YOUR INSTRUCTIONS: Reproduce the following material exactly, including every line.

◇ ◇ ◇ ◇

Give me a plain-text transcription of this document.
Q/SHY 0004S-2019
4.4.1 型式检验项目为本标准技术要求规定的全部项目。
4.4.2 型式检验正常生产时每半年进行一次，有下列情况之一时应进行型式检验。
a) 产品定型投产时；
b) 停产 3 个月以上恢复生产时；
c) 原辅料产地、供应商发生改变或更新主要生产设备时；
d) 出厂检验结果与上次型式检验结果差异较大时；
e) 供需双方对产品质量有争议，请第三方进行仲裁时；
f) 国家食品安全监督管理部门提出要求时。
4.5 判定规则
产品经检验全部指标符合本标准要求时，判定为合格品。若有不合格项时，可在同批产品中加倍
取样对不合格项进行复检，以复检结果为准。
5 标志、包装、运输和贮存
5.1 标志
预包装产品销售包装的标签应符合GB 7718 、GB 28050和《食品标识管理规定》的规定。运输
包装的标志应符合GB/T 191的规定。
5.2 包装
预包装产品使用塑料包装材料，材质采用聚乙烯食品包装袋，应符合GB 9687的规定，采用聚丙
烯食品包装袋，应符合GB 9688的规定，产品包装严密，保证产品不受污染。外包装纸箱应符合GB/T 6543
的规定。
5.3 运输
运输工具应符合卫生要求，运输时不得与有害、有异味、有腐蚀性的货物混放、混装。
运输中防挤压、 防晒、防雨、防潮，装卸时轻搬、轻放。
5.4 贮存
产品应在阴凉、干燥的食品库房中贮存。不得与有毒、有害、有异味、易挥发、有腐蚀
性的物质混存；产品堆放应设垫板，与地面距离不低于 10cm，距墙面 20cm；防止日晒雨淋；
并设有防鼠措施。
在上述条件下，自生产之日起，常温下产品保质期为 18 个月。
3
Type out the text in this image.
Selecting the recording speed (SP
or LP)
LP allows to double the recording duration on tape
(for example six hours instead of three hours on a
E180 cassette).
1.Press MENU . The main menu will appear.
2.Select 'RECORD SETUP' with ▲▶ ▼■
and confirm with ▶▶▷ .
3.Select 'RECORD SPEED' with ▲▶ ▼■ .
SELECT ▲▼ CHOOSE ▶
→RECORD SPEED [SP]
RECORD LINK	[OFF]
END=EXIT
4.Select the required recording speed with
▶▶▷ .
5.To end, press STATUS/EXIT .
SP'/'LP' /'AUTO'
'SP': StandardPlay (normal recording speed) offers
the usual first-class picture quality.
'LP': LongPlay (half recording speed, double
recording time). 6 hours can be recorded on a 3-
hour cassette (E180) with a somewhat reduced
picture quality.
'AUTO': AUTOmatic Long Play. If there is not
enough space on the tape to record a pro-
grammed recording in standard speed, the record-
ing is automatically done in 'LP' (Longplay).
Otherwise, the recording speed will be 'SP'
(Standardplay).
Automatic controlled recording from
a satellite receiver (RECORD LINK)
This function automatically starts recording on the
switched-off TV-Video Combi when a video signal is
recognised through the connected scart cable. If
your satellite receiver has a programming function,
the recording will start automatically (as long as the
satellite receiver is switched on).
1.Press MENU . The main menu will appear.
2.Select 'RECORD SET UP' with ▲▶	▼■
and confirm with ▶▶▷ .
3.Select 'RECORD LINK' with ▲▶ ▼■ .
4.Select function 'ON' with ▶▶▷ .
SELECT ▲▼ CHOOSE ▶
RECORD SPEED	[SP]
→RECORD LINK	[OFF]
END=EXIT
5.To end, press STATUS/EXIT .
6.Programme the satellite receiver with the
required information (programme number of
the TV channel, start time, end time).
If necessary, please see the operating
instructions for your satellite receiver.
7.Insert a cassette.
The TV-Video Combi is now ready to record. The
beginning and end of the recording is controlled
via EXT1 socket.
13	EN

◇ ◇ ◇ ◇

SOLVED PROBLEM:
Give me a plain-text transcription of this document.
Q/SHY 0004S-2019
4.4.1 型式检验项目为本标准技术要求规定的全部项目。
4.4.2 型式检验正常生产时每半年进行一次，有下列情况之一时应进行型式检验。
a) 产品定型投产时；
b) 停产 3 个月以上恢复生产时；
c) 原辅料产地、供应商发生改变或更新主要生产设备时；
d) 出厂检验结果与上次型式检验结果差异较大时；
e) 供需双方对产品质量有争议，请第三方进行仲裁时；
f) 国家食品安全监督管理部门提出要求时。
4.5 判定规则
产品经检验全部指标符合本标准要求时，判定为合格品。若有不合格项时，可在同批产品中加倍
取样对不合格项进行复检，以复检结果为准。
5 标志、包装、运输和贮存
5.1 标志
预包装产品销售包装的标签应符合GB 7718 、GB 28050和《食品标识管理规定》的规定。运输
包装的标志应符合GB/T 191的规定。
5.2 包装
预包装产品使用塑料包装材料，材质采用聚乙烯食品包装袋，应符合GB 9687的规定，采用聚丙
烯食品包装袋，应符合GB 9688的规定，产品包装严密，保证产品不受污染。外包装纸箱应符合GB/T 6543
的规定。
5.3 运输
运输工具应符合卫生要求，运输时不得与有害、有异味、有腐蚀性的货物混放、混装。
运输中防挤压、 防晒、防雨、防潮，装卸时轻搬、轻放。
5.4 贮存
产品应在阴凉、干燥的食品库房中贮存。不得与有毒、有害、有异味、易挥发、有腐蚀
性的物质混存；产品堆放应设垫板，与地面距离不低于 10cm，距墙面 20cm；防止日晒雨淋；
并设有防鼠措施。
在上述条件下，自生产之日起，常温下产品保质期为 18 个月。
3
Type out the text in this image.
Selecting the recording speed (SP
or LP)
LP allows to double the recording duration on tape
(for example six hours instead of three hours on a
E180 cassette).
1.Press MENU . The main menu will appear.
2.Select 'RECORD SETUP' with ▲▶ ▼■
and confirm with ▶▶▷ .
3.Select 'RECORD SPEED' with ▲▶ ▼■ .
SELECT ▲▼ CHOOSE ▶
→RECORD SPEED [SP]
RECORD LINK	[OFF]
END=EXIT
4.Select the required recording speed with
▶▶▷ .
5.To end, press STATUS/EXIT .
SP'/'LP' /'AUTO'
'SP': StandardPlay (normal recording speed) offers
the usual first-class picture quality.
'LP': LongPlay (half recording speed, double
recording time). 6 hours can be recorded on a 3-
hour cassette (E180) with a somewhat reduced
picture quality.
'AUTO': AUTOmatic Long Play. If there is not
enough space on the tape to record a pro-
grammed recording in standard speed, the record-
ing is automatically done in 'LP' (Longplay).
Otherwise, the recording speed will be 'SP'
(Standardplay).
Automatic controlled recording from
a satellite receiver (RECORD LINK)
This function automatically starts recording on the
switched-off TV-Video Combi when a video signal is
recognised through the connected scart cable. If
your satellite receiver has a programming function,
the recording will start automatically (as long as the
satellite receiver is switched on).
1.Press MENU . The main menu will appear.
2.Select 'RECORD SET UP' with ▲▶	▼■
and confirm with ▶▶▷ .
3.Select 'RECORD LINK' with ▲▶ ▼■ .
4.Select function 'ON' with ▶▶▷ .
SELECT ▲▼ CHOOSE ▶
RECORD SPEED	[SP]
→RECORD LINK	[OFF]
END=EXIT
5.To end, press STATUS/EXIT .
6.Programme the satellite receiver with the
required information (programme number of
the TV channel, start time, end time).
If necessary, please see the operating
instructions for your satellite receiver.
7.Insert a cassette.
The TV-Video Combi is now ready to record. The
beginning and end of the recording is controlled
via EXT1 socket.
13	EN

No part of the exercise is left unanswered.